**DIRECTIONS FOR THIS TASK:** Copy the following listing line for line, keeping every character unchanged.

**SUPPLIED RECORDS:**
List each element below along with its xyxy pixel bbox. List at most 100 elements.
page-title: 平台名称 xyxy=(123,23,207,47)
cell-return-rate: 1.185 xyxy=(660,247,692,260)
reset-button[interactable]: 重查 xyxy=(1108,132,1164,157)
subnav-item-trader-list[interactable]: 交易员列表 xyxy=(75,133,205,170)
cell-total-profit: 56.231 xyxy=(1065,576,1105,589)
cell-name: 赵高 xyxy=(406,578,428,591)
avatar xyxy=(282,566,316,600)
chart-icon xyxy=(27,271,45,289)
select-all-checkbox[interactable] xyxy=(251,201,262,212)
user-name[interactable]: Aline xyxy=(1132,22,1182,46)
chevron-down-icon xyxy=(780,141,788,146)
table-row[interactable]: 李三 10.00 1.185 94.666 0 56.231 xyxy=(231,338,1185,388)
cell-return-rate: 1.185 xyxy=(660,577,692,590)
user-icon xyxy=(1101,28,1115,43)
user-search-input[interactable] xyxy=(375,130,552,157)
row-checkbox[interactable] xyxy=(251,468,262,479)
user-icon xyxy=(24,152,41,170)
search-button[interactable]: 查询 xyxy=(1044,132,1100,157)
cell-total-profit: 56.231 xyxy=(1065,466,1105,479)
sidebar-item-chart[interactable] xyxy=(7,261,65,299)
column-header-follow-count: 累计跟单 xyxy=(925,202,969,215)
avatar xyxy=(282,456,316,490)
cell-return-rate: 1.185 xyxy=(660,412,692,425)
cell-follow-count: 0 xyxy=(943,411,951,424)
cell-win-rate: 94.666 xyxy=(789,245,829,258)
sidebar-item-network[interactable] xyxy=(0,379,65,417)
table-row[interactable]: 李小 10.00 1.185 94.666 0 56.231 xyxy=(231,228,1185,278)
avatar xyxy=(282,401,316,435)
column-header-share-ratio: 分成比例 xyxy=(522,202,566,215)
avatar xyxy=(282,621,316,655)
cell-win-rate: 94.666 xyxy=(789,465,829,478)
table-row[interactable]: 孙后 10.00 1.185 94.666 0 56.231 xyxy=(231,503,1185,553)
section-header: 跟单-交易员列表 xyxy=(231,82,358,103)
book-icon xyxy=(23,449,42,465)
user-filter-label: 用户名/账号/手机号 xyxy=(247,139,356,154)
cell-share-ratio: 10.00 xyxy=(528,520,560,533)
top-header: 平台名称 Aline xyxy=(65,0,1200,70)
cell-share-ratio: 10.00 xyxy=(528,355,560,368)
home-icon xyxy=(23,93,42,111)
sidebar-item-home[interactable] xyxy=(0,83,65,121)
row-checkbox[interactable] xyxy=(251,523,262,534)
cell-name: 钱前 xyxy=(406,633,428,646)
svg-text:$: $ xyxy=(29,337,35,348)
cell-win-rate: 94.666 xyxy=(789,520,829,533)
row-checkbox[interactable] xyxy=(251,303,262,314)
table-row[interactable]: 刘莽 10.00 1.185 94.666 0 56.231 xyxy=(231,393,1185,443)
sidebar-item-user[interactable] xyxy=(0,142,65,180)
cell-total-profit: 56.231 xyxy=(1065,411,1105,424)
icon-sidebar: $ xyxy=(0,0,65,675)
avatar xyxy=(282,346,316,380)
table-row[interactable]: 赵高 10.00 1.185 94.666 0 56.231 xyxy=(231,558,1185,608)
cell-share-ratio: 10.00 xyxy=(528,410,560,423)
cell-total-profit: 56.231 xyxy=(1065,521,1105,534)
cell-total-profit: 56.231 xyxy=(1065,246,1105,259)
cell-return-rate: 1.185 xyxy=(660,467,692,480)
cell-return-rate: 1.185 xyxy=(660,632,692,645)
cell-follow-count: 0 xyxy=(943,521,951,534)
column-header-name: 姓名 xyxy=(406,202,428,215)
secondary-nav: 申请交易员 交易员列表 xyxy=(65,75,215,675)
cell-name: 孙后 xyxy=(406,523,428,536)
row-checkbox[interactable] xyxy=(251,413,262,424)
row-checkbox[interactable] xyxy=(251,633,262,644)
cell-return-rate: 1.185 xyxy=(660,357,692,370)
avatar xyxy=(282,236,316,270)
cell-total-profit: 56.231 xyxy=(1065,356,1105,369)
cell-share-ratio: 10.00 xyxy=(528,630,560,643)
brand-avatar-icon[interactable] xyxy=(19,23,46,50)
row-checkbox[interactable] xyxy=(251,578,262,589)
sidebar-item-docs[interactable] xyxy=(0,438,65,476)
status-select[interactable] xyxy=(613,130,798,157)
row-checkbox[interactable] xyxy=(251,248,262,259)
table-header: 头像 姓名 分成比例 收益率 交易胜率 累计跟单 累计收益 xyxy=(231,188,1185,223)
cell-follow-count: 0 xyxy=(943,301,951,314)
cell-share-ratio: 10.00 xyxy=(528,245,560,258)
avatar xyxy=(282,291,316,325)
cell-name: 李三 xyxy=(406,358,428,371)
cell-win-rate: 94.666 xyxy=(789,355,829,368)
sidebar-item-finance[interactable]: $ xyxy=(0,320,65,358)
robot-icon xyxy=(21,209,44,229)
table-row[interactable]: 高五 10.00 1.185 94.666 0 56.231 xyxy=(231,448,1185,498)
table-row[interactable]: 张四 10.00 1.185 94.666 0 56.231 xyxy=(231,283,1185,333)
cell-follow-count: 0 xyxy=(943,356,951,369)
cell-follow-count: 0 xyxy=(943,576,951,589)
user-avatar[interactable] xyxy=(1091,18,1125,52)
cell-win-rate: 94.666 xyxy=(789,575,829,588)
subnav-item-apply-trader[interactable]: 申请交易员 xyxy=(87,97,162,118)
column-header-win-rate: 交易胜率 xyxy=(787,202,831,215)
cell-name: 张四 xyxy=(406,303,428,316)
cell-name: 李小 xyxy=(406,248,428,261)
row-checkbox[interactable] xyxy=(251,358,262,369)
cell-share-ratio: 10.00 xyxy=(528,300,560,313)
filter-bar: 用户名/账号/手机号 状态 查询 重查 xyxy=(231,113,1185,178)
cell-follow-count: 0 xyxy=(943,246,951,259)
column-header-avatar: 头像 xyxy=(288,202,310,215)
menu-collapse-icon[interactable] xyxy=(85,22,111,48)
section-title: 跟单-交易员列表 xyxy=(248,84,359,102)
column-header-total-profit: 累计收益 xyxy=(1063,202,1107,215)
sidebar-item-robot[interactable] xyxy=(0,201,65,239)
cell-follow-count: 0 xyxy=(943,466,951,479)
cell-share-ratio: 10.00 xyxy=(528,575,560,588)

**WRITTEN ANSWER:**
List each element below along with its xyxy pixel bbox. List at most 100 elements.
page-title: 平台名称 xyxy=(123,23,207,47)
cell-return-rate: 1.185 xyxy=(660,247,692,260)
reset-button[interactable]: 重查 xyxy=(1108,132,1164,157)
subnav-item-trader-list[interactable]: 交易员列表 xyxy=(75,133,205,170)
cell-total-profit: 56.231 xyxy=(1065,576,1105,589)
cell-name: 赵高 xyxy=(406,578,428,591)
avatar xyxy=(282,566,316,600)
chart-icon xyxy=(27,271,45,289)
select-all-checkbox[interactable] xyxy=(251,201,262,212)
user-name[interactable]: Aline xyxy=(1132,22,1182,46)
chevron-down-icon xyxy=(780,141,788,146)
table-row[interactable]: 李三 10.00 1.185 94.666 0 56.231 xyxy=(231,338,1185,388)
cell-return-rate: 1.185 xyxy=(660,577,692,590)
user-icon xyxy=(1101,28,1115,43)
user-search-input[interactable] xyxy=(375,130,552,157)
row-checkbox[interactable] xyxy=(251,468,262,479)
user-icon xyxy=(24,152,41,170)
search-button[interactable]: 查询 xyxy=(1044,132,1100,157)
cell-total-profit: 56.231 xyxy=(1065,466,1105,479)
sidebar-item-chart[interactable] xyxy=(7,261,65,299)
column-header-follow-count: 累计跟单 xyxy=(925,202,969,215)
avatar xyxy=(282,456,316,490)
cell-return-rate: 1.185 xyxy=(660,412,692,425)
cell-follow-count: 0 xyxy=(943,411,951,424)
cell-win-rate: 94.666 xyxy=(789,245,829,258)
sidebar-item-network[interactable] xyxy=(0,379,65,417)
table-row[interactable]: 李小 10.00 1.185 94.666 0 56.231 xyxy=(231,228,1185,278)
avatar xyxy=(282,401,316,435)
column-header-share-ratio: 分成比例 xyxy=(522,202,566,215)
avatar xyxy=(282,621,316,655)
cell-win-rate: 94.666 xyxy=(789,465,829,478)
table-row[interactable]: 孙后 10.00 1.185 94.666 0 56.231 xyxy=(231,503,1185,553)
section-header: 跟单-交易员列表 xyxy=(231,82,358,103)
book-icon xyxy=(23,449,42,465)
user-filter-label: 用户名/账号/手机号 xyxy=(247,139,356,154)
cell-share-ratio: 10.00 xyxy=(528,520,560,533)
top-header: 平台名称 Aline xyxy=(65,0,1200,70)
cell-share-ratio: 10.00 xyxy=(528,355,560,368)
home-icon xyxy=(23,93,42,111)
sidebar-item-home[interactable] xyxy=(0,83,65,121)
row-checkbox[interactable] xyxy=(251,523,262,534)
cell-name: 钱前 xyxy=(406,633,428,646)
svg-text:$: $ xyxy=(29,337,35,348)
cell-win-rate: 94.666 xyxy=(789,520,829,533)
row-checkbox[interactable] xyxy=(251,303,262,314)
table-row[interactable]: 刘莽 10.00 1.185 94.666 0 56.231 xyxy=(231,393,1185,443)
sidebar-item-user[interactable] xyxy=(0,142,65,180)
cell-total-profit: 56.231 xyxy=(1065,411,1105,424)
icon-sidebar: $ xyxy=(0,0,65,675)
avatar xyxy=(282,346,316,380)
table-row[interactable]: 赵高 10.00 1.185 94.666 0 56.231 xyxy=(231,558,1185,608)
cell-share-ratio: 10.00 xyxy=(528,410,560,423)
cell-total-profit: 56.231 xyxy=(1065,521,1105,534)
cell-total-profit: 56.231 xyxy=(1065,246,1105,259)
cell-return-rate: 1.185 xyxy=(660,467,692,480)
cell-return-rate: 1.185 xyxy=(660,632,692,645)
cell-follow-count: 0 xyxy=(943,521,951,534)
column-header-name: 姓名 xyxy=(406,202,428,215)
secondary-nav: 申请交易员 交易员列表 xyxy=(65,75,215,675)
cell-name: 孙后 xyxy=(406,523,428,536)
row-checkbox[interactable] xyxy=(251,413,262,424)
row-checkbox[interactable] xyxy=(251,633,262,644)
cell-return-rate: 1.185 xyxy=(660,357,692,370)
avatar xyxy=(282,236,316,270)
cell-total-profit: 56.231 xyxy=(1065,356,1105,369)
cell-share-ratio: 10.00 xyxy=(528,630,560,643)
brand-avatar-icon[interactable] xyxy=(19,23,46,50)
row-checkbox[interactable] xyxy=(251,578,262,589)
sidebar-item-docs[interactable] xyxy=(0,438,65,476)
status-select[interactable] xyxy=(613,130,798,157)
row-checkbox[interactable] xyxy=(251,248,262,259)
table-header: 头像 姓名 分成比例 收益率 交易胜率 累计跟单 累计收益 xyxy=(231,188,1185,223)
cell-follow-count: 0 xyxy=(943,301,951,314)
cell-share-ratio: 10.00 xyxy=(528,245,560,258)
avatar xyxy=(282,291,316,325)
cell-name: 李三 xyxy=(406,358,428,371)
cell-win-rate: 94.666 xyxy=(789,355,829,368)
sidebar-item-finance[interactable]: $ xyxy=(0,320,65,358)
robot-icon xyxy=(21,209,44,229)
table-row[interactable]: 高五 10.00 1.185 94.666 0 56.231 xyxy=(231,448,1185,498)
table-row[interactable]: 张四 10.00 1.185 94.666 0 56.231 xyxy=(231,283,1185,333)
cell-follow-count: 0 xyxy=(943,356,951,369)
cell-follow-count: 0 xyxy=(943,576,951,589)
user-avatar[interactable] xyxy=(1091,18,1125,52)
cell-win-rate: 94.666 xyxy=(789,575,829,588)
subnav-item-apply-trader[interactable]: 申请交易员 xyxy=(87,97,162,118)
column-header-win-rate: 交易胜率 xyxy=(787,202,831,215)
cell-name: 张四 xyxy=(406,303,428,316)
cell-name: 李小 xyxy=(406,248,428,261)
row-checkbox[interactable] xyxy=(251,358,262,369)
cell-share-ratio: 10.00 xyxy=(528,300,560,313)
filter-bar: 用户名/账号/手机号 状态 查询 重查 xyxy=(231,113,1185,178)
cell-follow-count: 0 xyxy=(943,246,951,259)
column-header-avatar: 头像 xyxy=(288,202,310,215)
menu-collapse-icon[interactable] xyxy=(85,22,111,48)
section-title: 跟单-交易员列表 xyxy=(248,84,359,102)
column-header-total-profit: 累计收益 xyxy=(1063,202,1107,215)
sidebar-item-robot[interactable] xyxy=(0,201,65,239)
cell-follow-count: 0 xyxy=(943,466,951,479)
cell-share-ratio: 10.00 xyxy=(528,575,560,588)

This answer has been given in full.